# Exercise task:
Show every line of the records below that contains the string "year". Case counts.

** start Material for this exercise **

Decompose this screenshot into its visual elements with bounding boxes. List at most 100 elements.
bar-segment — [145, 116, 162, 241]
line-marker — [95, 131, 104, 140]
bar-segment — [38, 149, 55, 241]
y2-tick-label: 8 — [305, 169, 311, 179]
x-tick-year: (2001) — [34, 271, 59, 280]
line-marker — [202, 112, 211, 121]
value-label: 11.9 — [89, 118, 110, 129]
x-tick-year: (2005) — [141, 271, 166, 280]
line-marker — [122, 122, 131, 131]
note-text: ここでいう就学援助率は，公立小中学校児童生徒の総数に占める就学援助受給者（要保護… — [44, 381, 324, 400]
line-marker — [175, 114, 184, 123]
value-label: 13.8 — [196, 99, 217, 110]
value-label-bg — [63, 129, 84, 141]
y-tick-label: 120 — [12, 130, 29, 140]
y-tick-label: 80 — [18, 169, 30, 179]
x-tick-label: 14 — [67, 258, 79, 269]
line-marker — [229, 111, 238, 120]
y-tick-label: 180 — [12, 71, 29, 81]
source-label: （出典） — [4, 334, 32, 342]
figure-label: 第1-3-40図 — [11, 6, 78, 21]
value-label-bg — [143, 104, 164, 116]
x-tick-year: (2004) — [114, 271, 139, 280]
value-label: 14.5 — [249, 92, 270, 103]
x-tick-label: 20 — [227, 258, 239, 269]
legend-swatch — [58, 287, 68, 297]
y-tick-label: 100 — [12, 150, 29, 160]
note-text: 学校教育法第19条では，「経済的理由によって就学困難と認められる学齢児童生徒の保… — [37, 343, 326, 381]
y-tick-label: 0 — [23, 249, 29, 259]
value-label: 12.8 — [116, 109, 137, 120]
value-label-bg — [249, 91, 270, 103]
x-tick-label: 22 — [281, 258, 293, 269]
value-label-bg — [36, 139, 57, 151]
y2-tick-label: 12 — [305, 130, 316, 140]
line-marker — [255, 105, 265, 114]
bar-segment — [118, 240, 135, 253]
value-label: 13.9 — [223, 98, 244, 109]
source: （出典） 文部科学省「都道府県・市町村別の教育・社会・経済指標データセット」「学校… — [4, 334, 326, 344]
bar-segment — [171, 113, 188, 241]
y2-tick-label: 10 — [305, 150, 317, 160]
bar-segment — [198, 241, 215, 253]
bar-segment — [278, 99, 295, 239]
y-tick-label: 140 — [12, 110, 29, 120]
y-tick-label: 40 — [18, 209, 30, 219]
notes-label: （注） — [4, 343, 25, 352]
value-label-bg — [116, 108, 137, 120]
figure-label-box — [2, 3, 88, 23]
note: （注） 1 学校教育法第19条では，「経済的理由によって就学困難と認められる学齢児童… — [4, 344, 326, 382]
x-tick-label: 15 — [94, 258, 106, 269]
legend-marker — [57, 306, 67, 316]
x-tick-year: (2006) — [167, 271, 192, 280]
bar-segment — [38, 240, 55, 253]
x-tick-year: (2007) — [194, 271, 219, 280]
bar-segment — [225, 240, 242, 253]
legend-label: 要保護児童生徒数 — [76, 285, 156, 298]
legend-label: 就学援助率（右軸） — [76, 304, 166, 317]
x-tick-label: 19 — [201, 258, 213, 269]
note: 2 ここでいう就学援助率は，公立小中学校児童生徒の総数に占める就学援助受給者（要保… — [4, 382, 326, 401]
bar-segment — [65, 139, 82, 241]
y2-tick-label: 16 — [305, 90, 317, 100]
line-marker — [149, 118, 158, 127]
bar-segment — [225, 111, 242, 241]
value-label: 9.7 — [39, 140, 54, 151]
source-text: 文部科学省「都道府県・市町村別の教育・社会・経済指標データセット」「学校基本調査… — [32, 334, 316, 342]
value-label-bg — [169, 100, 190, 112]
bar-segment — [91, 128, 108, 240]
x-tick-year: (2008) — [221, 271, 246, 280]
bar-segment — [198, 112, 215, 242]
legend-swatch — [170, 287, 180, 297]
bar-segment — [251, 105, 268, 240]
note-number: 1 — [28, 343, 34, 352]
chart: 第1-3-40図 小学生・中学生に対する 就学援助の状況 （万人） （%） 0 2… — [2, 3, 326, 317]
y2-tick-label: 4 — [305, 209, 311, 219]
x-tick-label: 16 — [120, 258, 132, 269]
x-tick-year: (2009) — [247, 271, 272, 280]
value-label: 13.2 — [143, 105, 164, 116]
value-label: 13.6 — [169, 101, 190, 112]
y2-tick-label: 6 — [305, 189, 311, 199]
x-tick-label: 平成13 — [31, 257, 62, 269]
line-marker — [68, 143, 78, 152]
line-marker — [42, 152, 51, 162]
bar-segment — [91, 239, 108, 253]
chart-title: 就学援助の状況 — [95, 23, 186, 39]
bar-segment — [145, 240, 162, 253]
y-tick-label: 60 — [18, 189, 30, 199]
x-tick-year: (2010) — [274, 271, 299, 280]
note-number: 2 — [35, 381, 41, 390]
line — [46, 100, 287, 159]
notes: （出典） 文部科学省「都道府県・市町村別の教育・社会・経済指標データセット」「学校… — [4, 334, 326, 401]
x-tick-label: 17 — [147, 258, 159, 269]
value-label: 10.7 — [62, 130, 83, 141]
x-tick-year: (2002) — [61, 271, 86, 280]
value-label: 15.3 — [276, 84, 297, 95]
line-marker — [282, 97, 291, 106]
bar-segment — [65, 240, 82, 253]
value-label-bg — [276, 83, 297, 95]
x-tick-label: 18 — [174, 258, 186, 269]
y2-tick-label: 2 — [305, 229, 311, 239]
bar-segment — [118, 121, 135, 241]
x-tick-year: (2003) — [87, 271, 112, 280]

** end Material for this exercise **

# Solution for this exercise:
x-tick-year: (2001) — [34, 271, 59, 280]
x-tick-year: (2005) — [141, 271, 166, 280]
x-tick-year: (2004) — [114, 271, 139, 280]
x-tick-year: (2006) — [167, 271, 192, 280]
x-tick-year: (2007) — [194, 271, 219, 280]
x-tick-year: (2008) — [221, 271, 246, 280]
x-tick-year: (2009) — [247, 271, 272, 280]
x-tick-year: (2010) — [274, 271, 299, 280]
x-tick-year: (2002) — [61, 271, 86, 280]
x-tick-year: (2003) — [87, 271, 112, 280]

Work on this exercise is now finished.